**Instruction:** Transcribe the listing without changes, from its first line through the line holding "call-button[interactable] (290, 142, 318, 175)", with both of those lines included.

**Exercise input:**
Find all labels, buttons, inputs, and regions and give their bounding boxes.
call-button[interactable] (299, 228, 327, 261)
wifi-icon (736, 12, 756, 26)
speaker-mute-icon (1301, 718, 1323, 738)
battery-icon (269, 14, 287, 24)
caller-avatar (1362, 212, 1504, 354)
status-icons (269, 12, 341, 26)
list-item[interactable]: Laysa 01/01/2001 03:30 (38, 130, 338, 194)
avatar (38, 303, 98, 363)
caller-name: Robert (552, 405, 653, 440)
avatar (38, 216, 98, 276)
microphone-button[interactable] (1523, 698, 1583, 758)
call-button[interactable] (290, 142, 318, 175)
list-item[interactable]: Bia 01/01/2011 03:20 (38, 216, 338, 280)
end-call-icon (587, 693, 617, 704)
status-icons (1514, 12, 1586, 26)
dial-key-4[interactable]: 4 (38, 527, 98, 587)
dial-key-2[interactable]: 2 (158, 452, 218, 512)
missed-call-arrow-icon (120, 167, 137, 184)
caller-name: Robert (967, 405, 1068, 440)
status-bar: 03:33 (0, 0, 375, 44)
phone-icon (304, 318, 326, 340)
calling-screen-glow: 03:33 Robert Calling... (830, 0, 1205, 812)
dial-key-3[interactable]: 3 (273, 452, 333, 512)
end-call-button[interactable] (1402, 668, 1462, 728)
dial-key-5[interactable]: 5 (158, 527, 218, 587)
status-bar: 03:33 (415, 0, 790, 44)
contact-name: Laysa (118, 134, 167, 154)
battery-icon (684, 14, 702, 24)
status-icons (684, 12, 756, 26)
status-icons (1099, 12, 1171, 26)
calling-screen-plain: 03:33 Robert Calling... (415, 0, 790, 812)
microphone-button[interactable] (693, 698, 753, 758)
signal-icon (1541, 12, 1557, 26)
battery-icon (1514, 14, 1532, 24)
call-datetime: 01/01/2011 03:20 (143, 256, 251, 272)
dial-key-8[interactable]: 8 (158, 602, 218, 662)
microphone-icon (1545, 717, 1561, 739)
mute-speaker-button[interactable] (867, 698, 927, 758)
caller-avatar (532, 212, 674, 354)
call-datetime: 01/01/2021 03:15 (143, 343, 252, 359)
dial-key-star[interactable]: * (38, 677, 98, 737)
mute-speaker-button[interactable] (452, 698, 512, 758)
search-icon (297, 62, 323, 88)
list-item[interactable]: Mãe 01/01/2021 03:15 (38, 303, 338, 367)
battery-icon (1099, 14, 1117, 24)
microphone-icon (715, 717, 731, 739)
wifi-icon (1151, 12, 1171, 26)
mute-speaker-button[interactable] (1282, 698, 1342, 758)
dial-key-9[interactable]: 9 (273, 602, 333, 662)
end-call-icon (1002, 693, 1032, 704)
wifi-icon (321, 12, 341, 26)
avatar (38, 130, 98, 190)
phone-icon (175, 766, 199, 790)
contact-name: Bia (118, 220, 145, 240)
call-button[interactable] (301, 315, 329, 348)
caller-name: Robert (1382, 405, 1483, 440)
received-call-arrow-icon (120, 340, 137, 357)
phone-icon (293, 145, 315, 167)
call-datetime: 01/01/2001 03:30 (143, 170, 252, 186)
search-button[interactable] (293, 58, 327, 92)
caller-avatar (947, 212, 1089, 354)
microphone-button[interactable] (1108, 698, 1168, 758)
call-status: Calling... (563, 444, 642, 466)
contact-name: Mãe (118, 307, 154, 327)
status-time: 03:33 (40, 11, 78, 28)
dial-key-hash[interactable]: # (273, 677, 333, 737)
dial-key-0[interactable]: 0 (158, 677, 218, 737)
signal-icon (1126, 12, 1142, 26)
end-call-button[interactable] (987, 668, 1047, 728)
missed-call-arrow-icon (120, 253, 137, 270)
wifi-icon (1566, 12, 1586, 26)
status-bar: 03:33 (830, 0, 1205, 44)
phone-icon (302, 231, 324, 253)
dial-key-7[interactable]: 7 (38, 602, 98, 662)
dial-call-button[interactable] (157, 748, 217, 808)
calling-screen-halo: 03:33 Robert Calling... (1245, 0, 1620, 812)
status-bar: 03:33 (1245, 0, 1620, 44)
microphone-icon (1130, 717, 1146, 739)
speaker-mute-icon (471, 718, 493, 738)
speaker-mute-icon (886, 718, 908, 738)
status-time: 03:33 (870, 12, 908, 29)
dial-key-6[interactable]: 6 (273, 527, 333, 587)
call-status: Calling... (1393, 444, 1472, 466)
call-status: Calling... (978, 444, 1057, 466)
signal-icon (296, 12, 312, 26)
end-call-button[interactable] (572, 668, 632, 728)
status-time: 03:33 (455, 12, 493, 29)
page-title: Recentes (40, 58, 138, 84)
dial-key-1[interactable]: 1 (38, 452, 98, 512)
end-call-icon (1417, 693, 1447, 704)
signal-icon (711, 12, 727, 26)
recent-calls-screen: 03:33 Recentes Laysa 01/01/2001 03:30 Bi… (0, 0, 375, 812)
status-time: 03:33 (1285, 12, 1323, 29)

**Task result:**
Find all labels, buttons, inputs, and regions and give their bounding boxes.
call-button[interactable] (299, 228, 327, 261)
wifi-icon (736, 12, 756, 26)
speaker-mute-icon (1301, 718, 1323, 738)
battery-icon (269, 14, 287, 24)
caller-avatar (1362, 212, 1504, 354)
status-icons (269, 12, 341, 26)
list-item[interactable]: Laysa 01/01/2001 03:30 (38, 130, 338, 194)
avatar (38, 303, 98, 363)
caller-name: Robert (552, 405, 653, 440)
avatar (38, 216, 98, 276)
microphone-button[interactable] (1523, 698, 1583, 758)
call-button[interactable] (290, 142, 318, 175)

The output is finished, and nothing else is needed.